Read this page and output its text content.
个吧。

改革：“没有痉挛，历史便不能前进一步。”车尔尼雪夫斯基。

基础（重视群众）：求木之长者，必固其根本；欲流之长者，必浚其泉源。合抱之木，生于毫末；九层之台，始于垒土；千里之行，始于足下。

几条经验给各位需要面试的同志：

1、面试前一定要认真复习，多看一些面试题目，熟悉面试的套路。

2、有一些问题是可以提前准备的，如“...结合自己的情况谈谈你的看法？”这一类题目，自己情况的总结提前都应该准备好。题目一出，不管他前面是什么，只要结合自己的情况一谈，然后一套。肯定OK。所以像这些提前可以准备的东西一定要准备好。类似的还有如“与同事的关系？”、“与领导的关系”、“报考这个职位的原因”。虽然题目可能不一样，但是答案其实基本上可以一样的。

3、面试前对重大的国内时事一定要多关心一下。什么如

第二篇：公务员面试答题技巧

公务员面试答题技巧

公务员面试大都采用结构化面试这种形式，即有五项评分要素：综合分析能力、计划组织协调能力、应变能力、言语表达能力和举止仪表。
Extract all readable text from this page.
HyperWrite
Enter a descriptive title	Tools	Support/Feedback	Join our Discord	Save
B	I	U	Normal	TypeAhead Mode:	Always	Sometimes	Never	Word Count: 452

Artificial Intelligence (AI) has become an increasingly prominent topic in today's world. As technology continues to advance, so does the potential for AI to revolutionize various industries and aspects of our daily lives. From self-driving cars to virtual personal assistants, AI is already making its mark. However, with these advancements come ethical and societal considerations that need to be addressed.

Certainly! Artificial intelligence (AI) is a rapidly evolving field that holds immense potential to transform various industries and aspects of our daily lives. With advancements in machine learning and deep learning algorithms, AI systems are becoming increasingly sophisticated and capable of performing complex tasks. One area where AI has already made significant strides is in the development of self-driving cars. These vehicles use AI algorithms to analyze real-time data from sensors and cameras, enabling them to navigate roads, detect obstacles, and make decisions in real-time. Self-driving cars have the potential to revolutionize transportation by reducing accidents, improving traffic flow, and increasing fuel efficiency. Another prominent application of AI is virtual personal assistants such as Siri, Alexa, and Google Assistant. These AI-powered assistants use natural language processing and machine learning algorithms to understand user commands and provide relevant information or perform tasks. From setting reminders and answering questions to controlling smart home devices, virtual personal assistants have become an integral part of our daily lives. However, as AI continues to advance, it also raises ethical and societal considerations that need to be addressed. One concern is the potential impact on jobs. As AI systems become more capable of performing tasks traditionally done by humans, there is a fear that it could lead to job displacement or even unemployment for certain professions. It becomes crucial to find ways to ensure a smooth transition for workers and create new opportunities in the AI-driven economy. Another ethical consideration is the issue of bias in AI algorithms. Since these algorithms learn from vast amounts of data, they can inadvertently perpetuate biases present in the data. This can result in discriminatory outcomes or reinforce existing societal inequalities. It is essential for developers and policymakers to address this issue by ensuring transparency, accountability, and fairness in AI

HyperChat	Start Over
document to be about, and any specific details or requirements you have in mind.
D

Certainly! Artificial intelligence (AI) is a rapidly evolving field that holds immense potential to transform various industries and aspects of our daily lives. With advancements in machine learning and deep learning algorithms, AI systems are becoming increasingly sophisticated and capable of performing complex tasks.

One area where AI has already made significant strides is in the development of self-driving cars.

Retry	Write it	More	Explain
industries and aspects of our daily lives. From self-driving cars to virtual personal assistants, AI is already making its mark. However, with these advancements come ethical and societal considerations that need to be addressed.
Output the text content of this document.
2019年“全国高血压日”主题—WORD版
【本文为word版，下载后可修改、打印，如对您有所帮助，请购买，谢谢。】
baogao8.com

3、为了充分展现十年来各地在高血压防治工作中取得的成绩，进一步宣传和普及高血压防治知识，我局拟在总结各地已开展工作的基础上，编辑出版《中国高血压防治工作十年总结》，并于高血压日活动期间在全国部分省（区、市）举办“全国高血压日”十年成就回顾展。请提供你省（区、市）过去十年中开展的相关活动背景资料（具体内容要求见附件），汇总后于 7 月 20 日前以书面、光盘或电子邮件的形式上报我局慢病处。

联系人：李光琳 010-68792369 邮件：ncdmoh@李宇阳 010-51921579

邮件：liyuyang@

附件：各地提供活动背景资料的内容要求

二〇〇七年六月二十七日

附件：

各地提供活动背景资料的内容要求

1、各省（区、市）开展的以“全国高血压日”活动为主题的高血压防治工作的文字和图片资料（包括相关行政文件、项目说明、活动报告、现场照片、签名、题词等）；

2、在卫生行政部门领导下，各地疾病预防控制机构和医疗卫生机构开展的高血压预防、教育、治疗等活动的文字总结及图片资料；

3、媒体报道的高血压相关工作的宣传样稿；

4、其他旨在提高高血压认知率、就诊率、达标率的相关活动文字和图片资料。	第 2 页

☆ ☆ ☆

What is expected — Extract the full listing above without altering anything.

Expected output —
Read this page and output its text content.
个吧。

改革：“没有痉挛，历史便不能前进一步。”车尔尼雪夫斯基。

基础（重视群众）：求木之长者，必固其根本；欲流之长者，必浚其泉源。合抱之木，生于毫末；九层之台，始于垒土；千里之行，始于足下。

几条经验给各位需要面试的同志：

1、面试前一定要认真复习，多看一些面试题目，熟悉面试的套路。

2、有一些问题是可以提前准备的，如“...结合自己的情况谈谈你的看法？”这一类题目，自己情况的总结提前都应该准备好。题目一出，不管他前面是什么，只要结合自己的情况一谈，然后一套。肯定OK。所以像这些提前可以准备的东西一定要准备好。类似的还有如“与同事的关系？”、“与领导的关系”、“报考这个职位的原因”。虽然题目可能不一样，但是答案其实基本上可以一样的。

3、面试前对重大的国内时事一定要多关心一下。什么如

第二篇：公务员面试答题技巧

公务员面试答题技巧

公务员面试大都采用结构化面试这种形式，即有五项评分要素：综合分析能力、计划组织协调能力、应变能力、言语表达能力和举止仪表。
Extract all readable text from this page.
HyperWrite
Enter a descriptive title	Tools	Support/Feedback	Join our Discord	Save
B	I	U	Normal	TypeAhead Mode:	Always	Sometimes	Never	Word Count: 452

Artificial Intelligence (AI) has become an increasingly prominent topic in today's world. As technology continues to advance, so does the potential for AI to revolutionize various industries and aspects of our daily lives. From self-driving cars to virtual personal assistants, AI is already making its mark. However, with these advancements come ethical and societal considerations that need to be addressed.

Certainly! Artificial intelligence (AI) is a rapidly evolving field that holds immense potential to transform various industries and aspects of our daily lives. With advancements in machine learning and deep learning algorithms, AI systems are becoming increasingly sophisticated and capable of performing complex tasks. One area where AI has already made significant strides is in the development of self-driving cars. These vehicles use AI algorithms to analyze real-time data from sensors and cameras, enabling them to navigate roads, detect obstacles, and make decisions in real-time. Self-driving cars have the potential to revolutionize transportation by reducing accidents, improving traffic flow, and increasing fuel efficiency. Another prominent application of AI is virtual personal assistants such as Siri, Alexa, and Google Assistant. These AI-powered assistants use natural language processing and machine learning algorithms to understand user commands and provide relevant information or perform tasks. From setting reminders and answering questions to controlling smart home devices, virtual personal assistants have become an integral part of our daily lives. However, as AI continues to advance, it also raises ethical and societal considerations that need to be addressed. One concern is the potential impact on jobs. As AI systems become more capable of performing tasks traditionally done by humans, there is a fear that it could lead to job displacement or even unemployment for certain professions. It becomes crucial to find ways to ensure a smooth transition for workers and create new opportunities in the AI-driven economy. Another ethical consideration is the issue of bias in AI algorithms. Since these algorithms learn from vast amounts of data, they can inadvertently perpetuate biases present in the data. This can result in discriminatory outcomes or reinforce existing societal inequalities. It is essential for developers and policymakers to address this issue by ensuring transparency, accountability, and fairness in AI

HyperChat	Start Over
document to be about, and any specific details or requirements you have in mind.
D

Certainly! Artificial intelligence (AI) is a rapidly evolving field that holds immense potential to transform various industries and aspects of our daily lives. With advancements in machine learning and deep learning algorithms, AI systems are becoming increasingly sophisticated and capable of performing complex tasks.

One area where AI has already made significant strides is in the development of self-driving cars.

Retry	Write it	More	Explain
industries and aspects of our daily lives. From self-driving cars to virtual personal assistants, AI is already making its mark. However, with these advancements come ethical and societal considerations that need to be addressed.
Output the text content of this document.
2019年“全国高血压日”主题—WORD版
【本文为word版，下载后可修改、打印，如对您有所帮助，请购买，谢谢。】
baogao8.com

3、为了充分展现十年来各地在高血压防治工作中取得的成绩，进一步宣传和普及高血压防治知识，我局拟在总结各地已开展工作的基础上，编辑出版《中国高血压防治工作十年总结》，并于高血压日活动期间在全国部分省（区、市）举办“全国高血压日”十年成就回顾展。请提供你省（区、市）过去十年中开展的相关活动背景资料（具体内容要求见附件），汇总后于 7 月 20 日前以书面、光盘或电子邮件的形式上报我局慢病处。

联系人：李光琳 010-68792369 邮件：ncdmoh@李宇阳 010-51921579

邮件：liyuyang@

附件：各地提供活动背景资料的内容要求

二〇〇七年六月二十七日

附件：

各地提供活动背景资料的内容要求

1、各省（区、市）开展的以“全国高血压日”活动为主题的高血压防治工作的文字和图片资料（包括相关行政文件、项目说明、活动报告、现场照片、签名、题词等）；

2、在卫生行政部门领导下，各地疾病预防控制机构和医疗卫生机构开展的高血压预防、教育、治疗等活动的文字总结及图片资料；

3、媒体报道的高血压相关工作的宣传样稿；

4、其他旨在提高高血压认知率、就诊率、达标率的相关活动文字和图片资料。	第 2 页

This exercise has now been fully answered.